To do
Within the listing below, locate all lines containing the word "that". Copy each one.

Dataset excerpts
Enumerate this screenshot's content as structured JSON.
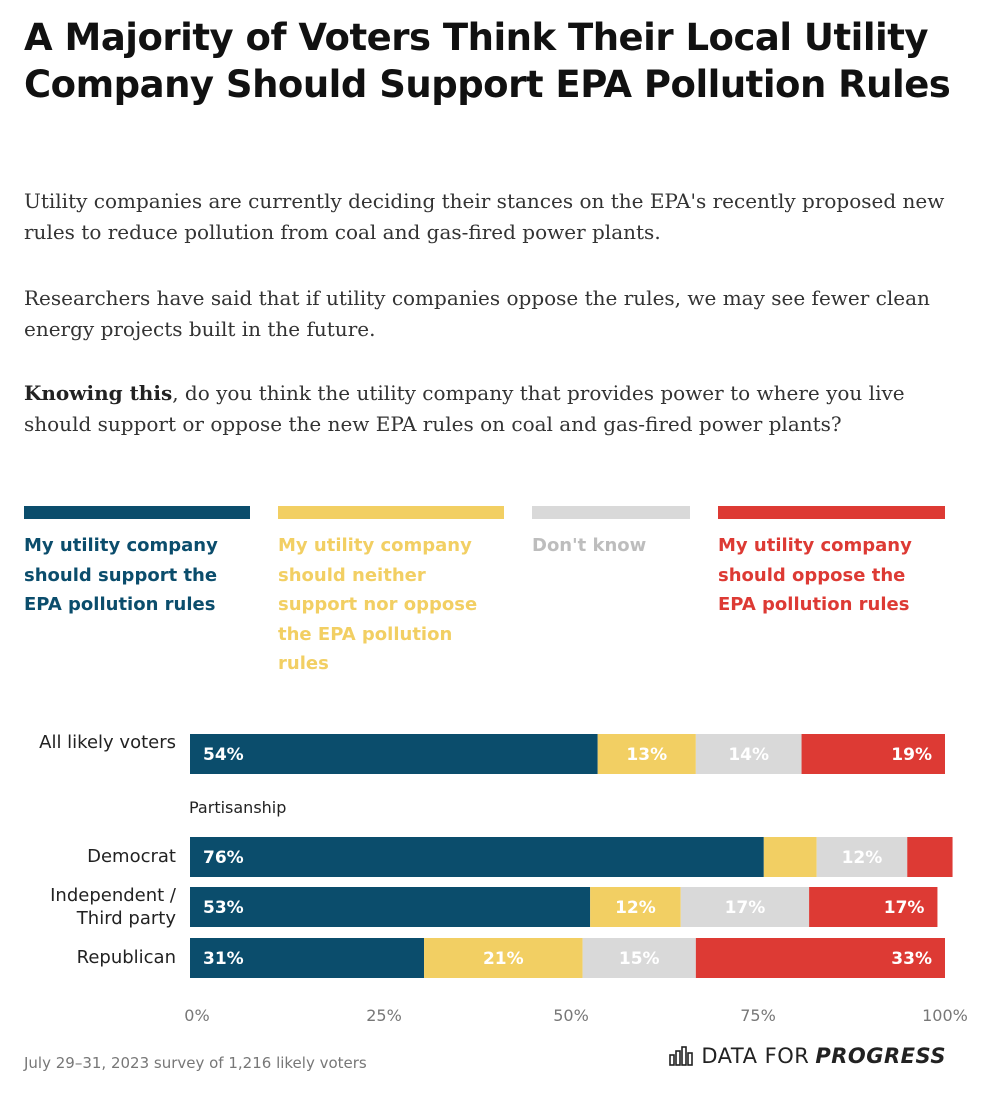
{
  "title": "A Majority of Voters Think Their Local Utility Company Should Support EPA Pollution Rules",
  "intro": {
    "p1": "Utility companies are currently deciding their stances on the EPA's recently proposed new rules to reduce pollution from coal and gas-fired power plants.",
    "p2": "Researchers have said that if utility companies oppose the rules, we may see fewer clean energy projects built in the future.",
    "p3_bold": "Knowing this",
    "p3_rest": ", do you think the utility company that provides power to where you live should support or oppose the new EPA rules on coal and gas-fired power plants?"
  },
  "legend": [
    {
      "label": "My utility company should support the EPA pollution rules",
      "color": "#0b4d6c"
    },
    {
      "label": "My utility company should neither support nor oppose the EPA pollution rules",
      "color": "#f2cf63"
    },
    {
      "label": "Don't know",
      "color": "#d9d9d9"
    },
    {
      "label": "My utility company should oppose the EPA pollution rules",
      "color": "#dd3a34"
    }
  ],
  "group_label": "Partisanship",
  "chart_data": {
    "type": "bar",
    "orientation": "horizontal",
    "stacked": true,
    "categories": [
      "All likely voters",
      "Democrat",
      "Independent / Third party",
      "Republican"
    ],
    "series": [
      {
        "name": "My utility company should support the EPA pollution rules",
        "color": "#0b4d6c",
        "values": [
          54,
          76,
          53,
          31
        ],
        "labels": [
          "54%",
          "76%",
          "53%",
          "31%"
        ]
      },
      {
        "name": "My utility company should neither support nor oppose the EPA pollution rules",
        "color": "#f2cf63",
        "values": [
          13,
          7,
          12,
          21
        ],
        "labels": [
          "13%",
          "",
          "12%",
          "21%"
        ]
      },
      {
        "name": "Don't know",
        "color": "#d9d9d9",
        "values": [
          14,
          12,
          17,
          15
        ],
        "labels": [
          "14%",
          "12%",
          "17%",
          "15%"
        ]
      },
      {
        "name": "My utility company should oppose the EPA pollution rules",
        "color": "#dd3a34",
        "values": [
          19,
          6,
          17,
          33
        ],
        "labels": [
          "19%",
          "",
          "17%",
          "33%"
        ]
      }
    ],
    "xlim": [
      0,
      100
    ],
    "x_ticks": [
      "0%",
      "25%",
      "50%",
      "75%",
      "100%"
    ]
  },
  "footnote": "July 29–31, 2023 survey of 1,216 likely voters",
  "brand": {
    "prefix": "DATA FOR",
    "strong": "PROGRESS",
    "icon": "bar-chart-logo-icon"
  }
}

Exercise response
    "p2": "Researchers have said that if utility companies oppose the rules, we may see fewer clean energy projects built in the future.",
    "p3_rest": ", do you think the utility company that provides power to where you live should support or oppose the new EPA rules on coal and gas-fired power plants?"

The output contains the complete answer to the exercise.